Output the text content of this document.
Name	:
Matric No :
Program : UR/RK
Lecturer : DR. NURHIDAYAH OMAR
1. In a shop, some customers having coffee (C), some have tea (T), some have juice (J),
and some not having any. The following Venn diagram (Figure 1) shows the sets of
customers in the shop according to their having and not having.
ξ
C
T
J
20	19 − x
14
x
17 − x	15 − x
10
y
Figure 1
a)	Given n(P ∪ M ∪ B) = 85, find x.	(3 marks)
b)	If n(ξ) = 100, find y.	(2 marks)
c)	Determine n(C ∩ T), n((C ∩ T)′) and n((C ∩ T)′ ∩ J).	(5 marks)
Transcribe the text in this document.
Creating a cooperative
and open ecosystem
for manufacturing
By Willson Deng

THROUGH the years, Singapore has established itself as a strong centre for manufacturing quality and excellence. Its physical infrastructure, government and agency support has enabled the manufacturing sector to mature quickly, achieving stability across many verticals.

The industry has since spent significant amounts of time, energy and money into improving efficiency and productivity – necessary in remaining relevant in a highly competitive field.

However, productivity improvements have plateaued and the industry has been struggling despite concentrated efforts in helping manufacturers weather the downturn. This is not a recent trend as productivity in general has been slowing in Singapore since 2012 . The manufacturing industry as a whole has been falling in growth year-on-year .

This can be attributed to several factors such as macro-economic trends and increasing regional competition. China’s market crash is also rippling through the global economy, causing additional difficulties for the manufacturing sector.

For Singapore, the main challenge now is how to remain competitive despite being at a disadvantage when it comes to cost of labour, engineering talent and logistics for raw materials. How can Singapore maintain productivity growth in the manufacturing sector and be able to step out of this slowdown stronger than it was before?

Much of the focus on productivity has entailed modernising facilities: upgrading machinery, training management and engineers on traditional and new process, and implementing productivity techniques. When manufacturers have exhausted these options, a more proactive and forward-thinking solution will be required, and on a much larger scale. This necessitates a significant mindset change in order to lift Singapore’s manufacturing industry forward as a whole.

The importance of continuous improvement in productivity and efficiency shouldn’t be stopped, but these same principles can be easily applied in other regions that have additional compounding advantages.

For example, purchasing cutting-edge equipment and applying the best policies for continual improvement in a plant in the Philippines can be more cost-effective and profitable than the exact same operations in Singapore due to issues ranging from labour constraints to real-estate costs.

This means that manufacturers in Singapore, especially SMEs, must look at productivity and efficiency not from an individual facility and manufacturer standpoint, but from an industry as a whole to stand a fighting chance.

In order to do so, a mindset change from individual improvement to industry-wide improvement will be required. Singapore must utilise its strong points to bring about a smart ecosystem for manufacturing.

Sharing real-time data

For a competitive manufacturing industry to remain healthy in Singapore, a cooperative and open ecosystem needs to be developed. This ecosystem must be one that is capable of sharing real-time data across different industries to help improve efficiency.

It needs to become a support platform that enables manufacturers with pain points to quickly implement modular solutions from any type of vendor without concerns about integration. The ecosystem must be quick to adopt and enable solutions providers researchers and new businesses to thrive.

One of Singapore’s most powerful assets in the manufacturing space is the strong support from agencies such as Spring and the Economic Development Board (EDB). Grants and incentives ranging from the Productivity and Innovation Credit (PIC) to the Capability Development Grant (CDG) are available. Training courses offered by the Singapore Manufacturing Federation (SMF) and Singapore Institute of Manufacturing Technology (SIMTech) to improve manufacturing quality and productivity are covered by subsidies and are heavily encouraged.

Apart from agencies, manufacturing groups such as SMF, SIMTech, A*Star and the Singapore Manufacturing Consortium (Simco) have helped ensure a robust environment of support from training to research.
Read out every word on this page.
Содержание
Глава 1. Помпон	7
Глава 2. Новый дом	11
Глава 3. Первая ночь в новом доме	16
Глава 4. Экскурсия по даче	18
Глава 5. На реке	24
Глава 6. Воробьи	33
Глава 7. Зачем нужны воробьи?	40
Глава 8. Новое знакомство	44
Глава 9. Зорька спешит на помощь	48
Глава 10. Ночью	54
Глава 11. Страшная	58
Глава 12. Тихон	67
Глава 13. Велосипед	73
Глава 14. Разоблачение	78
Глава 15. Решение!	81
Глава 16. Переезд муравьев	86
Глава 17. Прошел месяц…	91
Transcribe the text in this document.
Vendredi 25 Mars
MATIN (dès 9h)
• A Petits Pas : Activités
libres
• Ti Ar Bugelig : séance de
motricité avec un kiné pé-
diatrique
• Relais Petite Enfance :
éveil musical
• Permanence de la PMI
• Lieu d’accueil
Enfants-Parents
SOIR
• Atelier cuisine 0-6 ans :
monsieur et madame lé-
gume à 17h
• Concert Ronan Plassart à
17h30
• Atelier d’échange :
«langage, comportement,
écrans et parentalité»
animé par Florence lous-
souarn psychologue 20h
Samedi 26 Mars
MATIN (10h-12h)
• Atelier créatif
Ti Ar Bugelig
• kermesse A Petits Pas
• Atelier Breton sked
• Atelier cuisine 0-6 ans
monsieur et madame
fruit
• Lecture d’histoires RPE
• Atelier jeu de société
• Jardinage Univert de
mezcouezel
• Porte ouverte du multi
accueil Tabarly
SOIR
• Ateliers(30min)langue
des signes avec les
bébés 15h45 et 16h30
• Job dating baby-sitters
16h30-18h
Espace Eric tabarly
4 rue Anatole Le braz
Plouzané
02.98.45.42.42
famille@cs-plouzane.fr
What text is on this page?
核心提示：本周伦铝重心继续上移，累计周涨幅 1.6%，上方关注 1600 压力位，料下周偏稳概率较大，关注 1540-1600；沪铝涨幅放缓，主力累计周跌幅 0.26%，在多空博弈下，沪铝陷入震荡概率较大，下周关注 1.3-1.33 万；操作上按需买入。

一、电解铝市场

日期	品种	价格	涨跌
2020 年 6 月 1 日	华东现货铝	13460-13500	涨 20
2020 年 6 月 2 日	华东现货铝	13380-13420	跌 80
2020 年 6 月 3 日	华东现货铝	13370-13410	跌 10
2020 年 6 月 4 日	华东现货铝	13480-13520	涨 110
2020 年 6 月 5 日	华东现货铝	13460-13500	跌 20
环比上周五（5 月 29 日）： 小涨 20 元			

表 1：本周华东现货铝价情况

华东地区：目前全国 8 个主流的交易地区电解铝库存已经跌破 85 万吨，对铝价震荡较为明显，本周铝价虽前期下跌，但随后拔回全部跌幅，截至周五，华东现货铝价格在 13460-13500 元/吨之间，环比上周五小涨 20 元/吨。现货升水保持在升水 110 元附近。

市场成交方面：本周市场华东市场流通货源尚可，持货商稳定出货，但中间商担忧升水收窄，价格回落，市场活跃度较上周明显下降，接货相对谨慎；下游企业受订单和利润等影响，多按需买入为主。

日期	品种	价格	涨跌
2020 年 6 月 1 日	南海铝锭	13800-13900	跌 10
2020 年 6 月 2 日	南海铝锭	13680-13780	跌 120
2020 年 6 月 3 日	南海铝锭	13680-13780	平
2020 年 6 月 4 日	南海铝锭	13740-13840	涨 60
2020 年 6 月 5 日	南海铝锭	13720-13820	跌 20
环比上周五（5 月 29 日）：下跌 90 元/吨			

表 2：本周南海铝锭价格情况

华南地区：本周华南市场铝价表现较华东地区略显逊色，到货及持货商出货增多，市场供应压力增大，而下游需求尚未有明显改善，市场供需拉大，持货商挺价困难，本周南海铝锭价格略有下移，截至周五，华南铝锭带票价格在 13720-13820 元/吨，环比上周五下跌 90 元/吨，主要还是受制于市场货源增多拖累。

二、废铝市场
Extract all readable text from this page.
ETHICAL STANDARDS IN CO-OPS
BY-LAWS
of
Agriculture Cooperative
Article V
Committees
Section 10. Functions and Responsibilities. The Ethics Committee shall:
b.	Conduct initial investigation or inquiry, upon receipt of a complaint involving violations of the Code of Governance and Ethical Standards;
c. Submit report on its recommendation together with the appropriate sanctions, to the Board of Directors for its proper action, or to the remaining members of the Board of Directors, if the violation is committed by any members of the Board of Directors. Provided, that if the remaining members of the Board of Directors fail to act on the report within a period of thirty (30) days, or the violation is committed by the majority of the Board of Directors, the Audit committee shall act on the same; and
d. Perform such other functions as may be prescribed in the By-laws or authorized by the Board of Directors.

----------

_Objective_
Work out how many lines of the listing above include the word "other". Reply with nothing but the count.

_Complete output_
2